From the listing below, pull out the lines that hold "Friction".

DATA ENTRIES –
.....

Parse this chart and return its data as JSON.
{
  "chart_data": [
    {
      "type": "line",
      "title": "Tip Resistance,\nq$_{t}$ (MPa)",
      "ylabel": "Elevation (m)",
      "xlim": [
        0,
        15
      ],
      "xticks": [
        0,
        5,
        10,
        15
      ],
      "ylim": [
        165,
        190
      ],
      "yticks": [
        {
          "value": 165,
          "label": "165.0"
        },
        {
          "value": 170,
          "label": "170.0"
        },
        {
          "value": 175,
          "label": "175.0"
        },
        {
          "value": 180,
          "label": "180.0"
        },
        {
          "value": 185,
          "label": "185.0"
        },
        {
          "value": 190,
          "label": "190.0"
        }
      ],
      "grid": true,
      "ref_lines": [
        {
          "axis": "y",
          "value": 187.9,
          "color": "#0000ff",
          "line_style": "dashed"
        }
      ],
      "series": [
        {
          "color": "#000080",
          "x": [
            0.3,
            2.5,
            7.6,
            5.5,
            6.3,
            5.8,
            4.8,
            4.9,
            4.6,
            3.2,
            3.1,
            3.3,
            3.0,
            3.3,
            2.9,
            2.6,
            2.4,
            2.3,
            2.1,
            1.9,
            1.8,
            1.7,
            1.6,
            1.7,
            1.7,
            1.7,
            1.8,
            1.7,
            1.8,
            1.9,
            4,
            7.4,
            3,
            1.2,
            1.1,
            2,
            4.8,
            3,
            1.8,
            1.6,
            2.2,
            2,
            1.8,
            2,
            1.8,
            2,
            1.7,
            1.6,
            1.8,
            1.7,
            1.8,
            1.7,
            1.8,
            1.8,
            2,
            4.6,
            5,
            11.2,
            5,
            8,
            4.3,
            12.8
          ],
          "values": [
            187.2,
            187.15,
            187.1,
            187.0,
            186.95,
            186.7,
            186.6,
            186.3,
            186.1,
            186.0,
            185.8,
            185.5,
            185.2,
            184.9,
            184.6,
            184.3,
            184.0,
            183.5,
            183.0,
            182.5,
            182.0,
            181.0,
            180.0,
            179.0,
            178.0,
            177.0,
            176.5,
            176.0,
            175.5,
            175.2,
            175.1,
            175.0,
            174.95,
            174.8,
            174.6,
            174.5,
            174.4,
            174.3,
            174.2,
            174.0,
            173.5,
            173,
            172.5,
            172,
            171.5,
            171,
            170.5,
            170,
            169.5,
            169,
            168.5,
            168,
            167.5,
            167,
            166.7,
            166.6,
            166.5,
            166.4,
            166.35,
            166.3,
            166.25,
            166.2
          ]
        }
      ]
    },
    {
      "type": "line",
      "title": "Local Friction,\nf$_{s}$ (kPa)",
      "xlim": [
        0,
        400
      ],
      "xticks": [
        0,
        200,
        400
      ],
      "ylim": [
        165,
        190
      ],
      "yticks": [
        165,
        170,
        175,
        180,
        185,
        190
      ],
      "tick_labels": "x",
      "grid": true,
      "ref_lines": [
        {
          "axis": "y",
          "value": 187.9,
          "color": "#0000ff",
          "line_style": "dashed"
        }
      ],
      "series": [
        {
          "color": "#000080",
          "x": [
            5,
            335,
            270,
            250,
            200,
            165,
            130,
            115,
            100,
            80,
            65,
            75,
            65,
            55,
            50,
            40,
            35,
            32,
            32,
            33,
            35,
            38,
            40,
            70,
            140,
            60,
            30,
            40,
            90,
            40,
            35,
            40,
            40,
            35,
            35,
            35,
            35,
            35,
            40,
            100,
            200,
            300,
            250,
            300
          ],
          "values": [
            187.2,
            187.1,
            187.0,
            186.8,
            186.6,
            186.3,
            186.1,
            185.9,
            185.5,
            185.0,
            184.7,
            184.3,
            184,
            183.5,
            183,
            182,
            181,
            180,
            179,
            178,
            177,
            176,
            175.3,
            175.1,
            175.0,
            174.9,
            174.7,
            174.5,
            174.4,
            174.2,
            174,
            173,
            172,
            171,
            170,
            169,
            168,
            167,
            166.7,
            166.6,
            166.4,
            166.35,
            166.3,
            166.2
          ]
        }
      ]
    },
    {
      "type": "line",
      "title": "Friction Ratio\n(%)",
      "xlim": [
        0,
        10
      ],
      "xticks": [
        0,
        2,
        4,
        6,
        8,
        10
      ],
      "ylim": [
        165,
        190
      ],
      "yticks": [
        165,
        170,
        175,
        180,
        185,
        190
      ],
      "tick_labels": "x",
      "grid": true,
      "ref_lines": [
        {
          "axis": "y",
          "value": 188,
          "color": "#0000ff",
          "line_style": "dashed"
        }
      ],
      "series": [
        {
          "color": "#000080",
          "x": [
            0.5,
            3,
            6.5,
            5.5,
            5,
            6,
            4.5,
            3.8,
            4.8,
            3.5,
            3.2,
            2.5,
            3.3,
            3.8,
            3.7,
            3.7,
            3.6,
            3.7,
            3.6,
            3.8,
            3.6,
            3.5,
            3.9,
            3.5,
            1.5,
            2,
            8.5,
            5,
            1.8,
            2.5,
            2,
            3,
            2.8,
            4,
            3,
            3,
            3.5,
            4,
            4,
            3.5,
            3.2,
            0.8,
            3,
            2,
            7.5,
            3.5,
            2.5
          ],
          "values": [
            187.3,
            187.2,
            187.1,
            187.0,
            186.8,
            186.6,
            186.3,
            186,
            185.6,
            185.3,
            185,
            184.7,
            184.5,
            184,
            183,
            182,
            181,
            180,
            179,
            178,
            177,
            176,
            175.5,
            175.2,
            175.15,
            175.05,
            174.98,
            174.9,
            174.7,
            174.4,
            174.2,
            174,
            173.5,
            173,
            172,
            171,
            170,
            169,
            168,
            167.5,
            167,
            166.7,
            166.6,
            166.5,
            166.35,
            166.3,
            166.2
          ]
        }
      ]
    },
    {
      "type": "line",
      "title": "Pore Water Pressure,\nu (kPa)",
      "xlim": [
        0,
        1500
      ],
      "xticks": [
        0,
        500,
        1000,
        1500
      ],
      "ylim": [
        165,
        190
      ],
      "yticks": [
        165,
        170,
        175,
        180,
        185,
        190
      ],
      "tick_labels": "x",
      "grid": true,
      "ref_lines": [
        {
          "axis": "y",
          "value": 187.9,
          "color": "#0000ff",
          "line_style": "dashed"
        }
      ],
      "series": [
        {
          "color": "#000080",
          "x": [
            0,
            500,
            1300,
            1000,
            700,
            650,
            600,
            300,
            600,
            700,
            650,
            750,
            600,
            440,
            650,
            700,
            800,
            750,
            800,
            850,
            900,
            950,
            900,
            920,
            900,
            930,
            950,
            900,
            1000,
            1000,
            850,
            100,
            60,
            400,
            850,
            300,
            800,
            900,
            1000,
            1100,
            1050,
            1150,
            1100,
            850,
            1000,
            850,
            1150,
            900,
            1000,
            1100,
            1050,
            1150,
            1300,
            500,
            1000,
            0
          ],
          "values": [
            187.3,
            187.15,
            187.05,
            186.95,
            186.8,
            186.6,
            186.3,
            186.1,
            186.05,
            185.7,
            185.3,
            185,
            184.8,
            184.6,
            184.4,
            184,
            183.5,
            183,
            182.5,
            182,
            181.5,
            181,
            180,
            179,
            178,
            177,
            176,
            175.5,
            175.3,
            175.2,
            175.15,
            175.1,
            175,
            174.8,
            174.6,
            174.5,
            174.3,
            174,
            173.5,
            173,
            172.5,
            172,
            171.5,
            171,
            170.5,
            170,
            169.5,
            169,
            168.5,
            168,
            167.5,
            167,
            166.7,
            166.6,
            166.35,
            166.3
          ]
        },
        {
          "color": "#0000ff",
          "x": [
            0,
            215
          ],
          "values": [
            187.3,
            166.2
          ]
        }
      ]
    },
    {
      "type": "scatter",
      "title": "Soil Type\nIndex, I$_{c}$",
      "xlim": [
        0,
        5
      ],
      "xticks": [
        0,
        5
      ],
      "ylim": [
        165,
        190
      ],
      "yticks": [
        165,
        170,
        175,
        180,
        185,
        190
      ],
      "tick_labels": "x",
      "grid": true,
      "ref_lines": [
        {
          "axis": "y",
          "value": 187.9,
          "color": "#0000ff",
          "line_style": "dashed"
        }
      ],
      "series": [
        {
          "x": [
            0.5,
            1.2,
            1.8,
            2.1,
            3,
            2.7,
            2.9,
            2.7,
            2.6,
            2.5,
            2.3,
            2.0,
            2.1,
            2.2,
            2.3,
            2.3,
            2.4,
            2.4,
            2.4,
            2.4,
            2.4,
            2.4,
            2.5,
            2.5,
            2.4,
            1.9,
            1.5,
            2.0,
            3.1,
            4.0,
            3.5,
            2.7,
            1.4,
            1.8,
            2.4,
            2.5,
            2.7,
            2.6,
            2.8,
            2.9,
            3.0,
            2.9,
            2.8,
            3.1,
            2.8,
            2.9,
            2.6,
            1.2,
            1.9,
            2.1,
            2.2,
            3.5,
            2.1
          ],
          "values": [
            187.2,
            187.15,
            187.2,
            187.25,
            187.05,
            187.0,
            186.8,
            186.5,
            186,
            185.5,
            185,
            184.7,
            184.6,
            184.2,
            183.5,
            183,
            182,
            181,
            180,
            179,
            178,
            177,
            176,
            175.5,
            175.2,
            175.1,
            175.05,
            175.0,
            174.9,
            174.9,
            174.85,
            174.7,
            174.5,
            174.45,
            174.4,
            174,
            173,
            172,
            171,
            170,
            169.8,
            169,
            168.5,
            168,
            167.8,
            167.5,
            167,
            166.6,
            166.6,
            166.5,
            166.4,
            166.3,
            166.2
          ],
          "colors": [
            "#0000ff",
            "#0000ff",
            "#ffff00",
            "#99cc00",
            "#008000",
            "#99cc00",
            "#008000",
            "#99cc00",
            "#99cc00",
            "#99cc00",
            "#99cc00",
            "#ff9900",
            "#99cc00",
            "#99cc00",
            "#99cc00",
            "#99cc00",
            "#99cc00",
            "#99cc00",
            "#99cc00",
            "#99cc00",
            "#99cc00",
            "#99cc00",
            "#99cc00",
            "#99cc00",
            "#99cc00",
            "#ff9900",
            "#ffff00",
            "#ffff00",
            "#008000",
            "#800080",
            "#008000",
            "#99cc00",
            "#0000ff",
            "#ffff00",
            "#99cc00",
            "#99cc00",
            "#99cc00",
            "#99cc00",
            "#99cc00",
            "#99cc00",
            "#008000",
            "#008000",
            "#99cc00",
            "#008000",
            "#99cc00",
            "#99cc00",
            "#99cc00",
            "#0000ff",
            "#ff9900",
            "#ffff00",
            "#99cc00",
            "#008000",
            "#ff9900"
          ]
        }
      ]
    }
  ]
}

.....

SOLUTION TO THE EXERCISE –
      "title": "Local Friction,\nf$_{s}$ (kPa)",
      "title": "Friction Ratio\n(%)",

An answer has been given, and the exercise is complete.